Skip the pictures. Transcribe the rest of the data below without changing a word.

## Begin Provided records

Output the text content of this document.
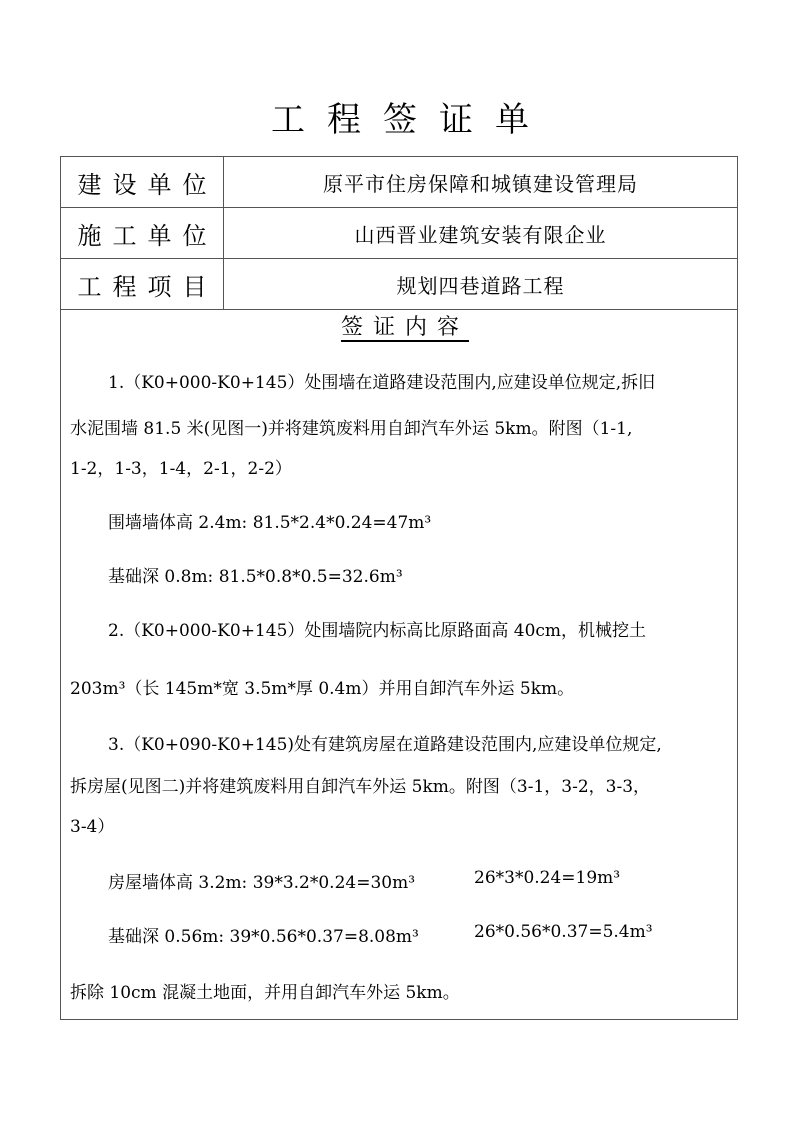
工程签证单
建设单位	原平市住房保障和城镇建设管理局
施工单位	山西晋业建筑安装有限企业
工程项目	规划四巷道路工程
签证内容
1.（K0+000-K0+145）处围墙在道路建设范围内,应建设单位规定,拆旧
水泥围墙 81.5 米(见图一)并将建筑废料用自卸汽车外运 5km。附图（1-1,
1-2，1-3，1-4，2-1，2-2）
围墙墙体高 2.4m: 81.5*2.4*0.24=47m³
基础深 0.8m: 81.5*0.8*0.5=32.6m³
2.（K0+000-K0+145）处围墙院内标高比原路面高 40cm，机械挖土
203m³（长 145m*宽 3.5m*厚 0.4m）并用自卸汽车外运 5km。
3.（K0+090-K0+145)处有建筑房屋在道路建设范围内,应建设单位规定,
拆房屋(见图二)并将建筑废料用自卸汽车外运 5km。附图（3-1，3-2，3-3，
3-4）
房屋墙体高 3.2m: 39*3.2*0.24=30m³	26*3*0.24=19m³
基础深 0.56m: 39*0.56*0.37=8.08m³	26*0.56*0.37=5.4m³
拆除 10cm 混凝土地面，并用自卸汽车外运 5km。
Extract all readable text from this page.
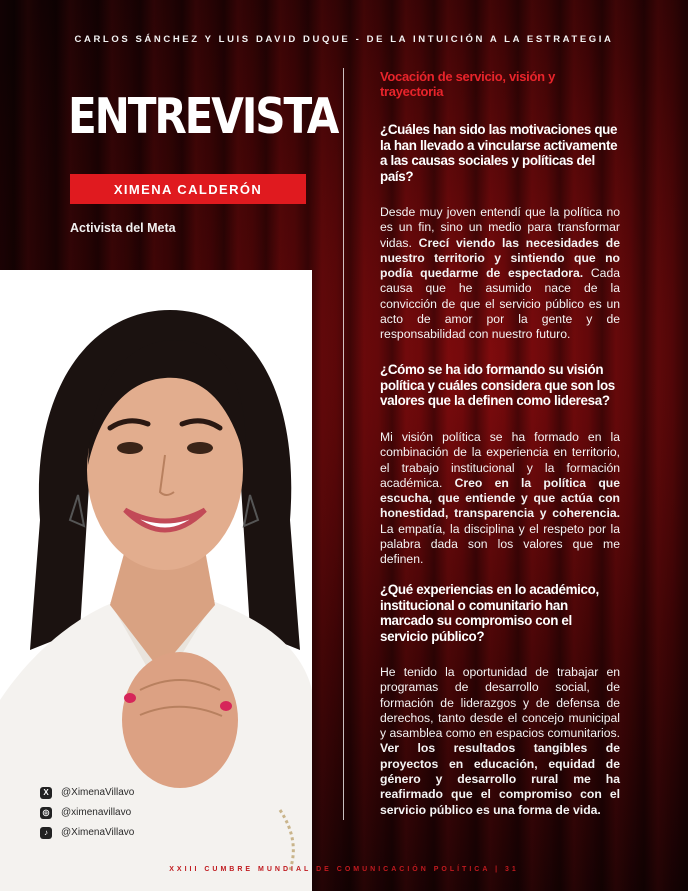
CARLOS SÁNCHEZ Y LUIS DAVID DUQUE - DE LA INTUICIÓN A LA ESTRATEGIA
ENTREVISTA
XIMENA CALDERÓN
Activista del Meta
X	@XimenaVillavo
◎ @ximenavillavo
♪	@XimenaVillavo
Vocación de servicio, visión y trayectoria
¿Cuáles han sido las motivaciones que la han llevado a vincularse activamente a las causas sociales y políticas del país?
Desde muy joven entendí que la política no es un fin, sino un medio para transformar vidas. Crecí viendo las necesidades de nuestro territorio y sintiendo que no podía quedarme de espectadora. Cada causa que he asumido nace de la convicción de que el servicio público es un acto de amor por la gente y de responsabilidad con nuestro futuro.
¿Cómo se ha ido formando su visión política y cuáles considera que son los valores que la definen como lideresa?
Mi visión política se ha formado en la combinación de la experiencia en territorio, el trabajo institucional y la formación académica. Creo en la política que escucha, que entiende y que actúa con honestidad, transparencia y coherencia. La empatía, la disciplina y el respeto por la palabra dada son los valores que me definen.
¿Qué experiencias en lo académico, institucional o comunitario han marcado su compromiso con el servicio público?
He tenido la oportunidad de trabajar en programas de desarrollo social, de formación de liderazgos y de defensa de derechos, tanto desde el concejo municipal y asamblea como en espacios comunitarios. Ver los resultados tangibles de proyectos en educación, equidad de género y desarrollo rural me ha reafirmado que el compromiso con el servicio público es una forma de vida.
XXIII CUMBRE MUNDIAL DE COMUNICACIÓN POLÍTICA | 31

## End Provided records

*Exercise output*
Output the text content of this document.
工程签证单
建设单位	原平市住房保障和城镇建设管理局
施工单位	山西晋业建筑安装有限企业
工程项目	规划四巷道路工程
签证内容
1.（K0+000-K0+145）处围墙在道路建设范围内,应建设单位规定,拆旧
水泥围墙 81.5 米(见图一)并将建筑废料用自卸汽车外运 5km。附图（1-1,
1-2，1-3，1-4，2-1，2-2）
围墙墙体高 2.4m: 81.5*2.4*0.24=47m³
基础深 0.8m: 81.5*0.8*0.5=32.6m³
2.（K0+000-K0+145）处围墙院内标高比原路面高 40cm，机械挖土
203m³（长 145m*宽 3.5m*厚 0.4m）并用自卸汽车外运 5km。
3.（K0+090-K0+145)处有建筑房屋在道路建设范围内,应建设单位规定,
拆房屋(见图二)并将建筑废料用自卸汽车外运 5km。附图（3-1，3-2，3-3，
3-4）
房屋墙体高 3.2m: 39*3.2*0.24=30m³	26*3*0.24=19m³
基础深 0.56m: 39*0.56*0.37=8.08m³	26*0.56*0.37=5.4m³
拆除 10cm 混凝土地面，并用自卸汽车外运 5km。
Extract all readable text from this page.
CARLOS SÁNCHEZ Y LUIS DAVID DUQUE - DE LA INTUICIÓN A LA ESTRATEGIA
ENTREVISTA
XIMENA CALDERÓN
Activista del Meta
X	@XimenaVillavo
◎ @ximenavillavo
♪	@XimenaVillavo
Vocación de servicio, visión y trayectoria
¿Cuáles han sido las motivaciones que la han llevado a vincularse activamente a las causas sociales y políticas del país?
Desde muy joven entendí que la política no es un fin, sino un medio para transformar vidas. Crecí viendo las necesidades de nuestro territorio y sintiendo que no podía quedarme de espectadora. Cada causa que he asumido nace de la convicción de que el servicio público es un acto de amor por la gente y de responsabilidad con nuestro futuro.
¿Cómo se ha ido formando su visión política y cuáles considera que son los valores que la definen como lideresa?
Mi visión política se ha formado en la combinación de la experiencia en territorio, el trabajo institucional y la formación académica. Creo en la política que escucha, que entiende y que actúa con honestidad, transparencia y coherencia. La empatía, la disciplina y el respeto por la palabra dada son los valores que me definen.
¿Qué experiencias en lo académico, institucional o comunitario han marcado su compromiso con el servicio público?
He tenido la oportunidad de trabajar en programas de desarrollo social, de formación de liderazgos y de defensa de derechos, tanto desde el concejo municipal y asamblea como en espacios comunitarios. Ver los resultados tangibles de proyectos en educación, equidad de género y desarrollo rural me ha reafirmado que el compromiso con el servicio público es una forma de vida.
XXIII CUMBRE MUNDIAL DE COMUNICACIÓN POLÍTICA | 31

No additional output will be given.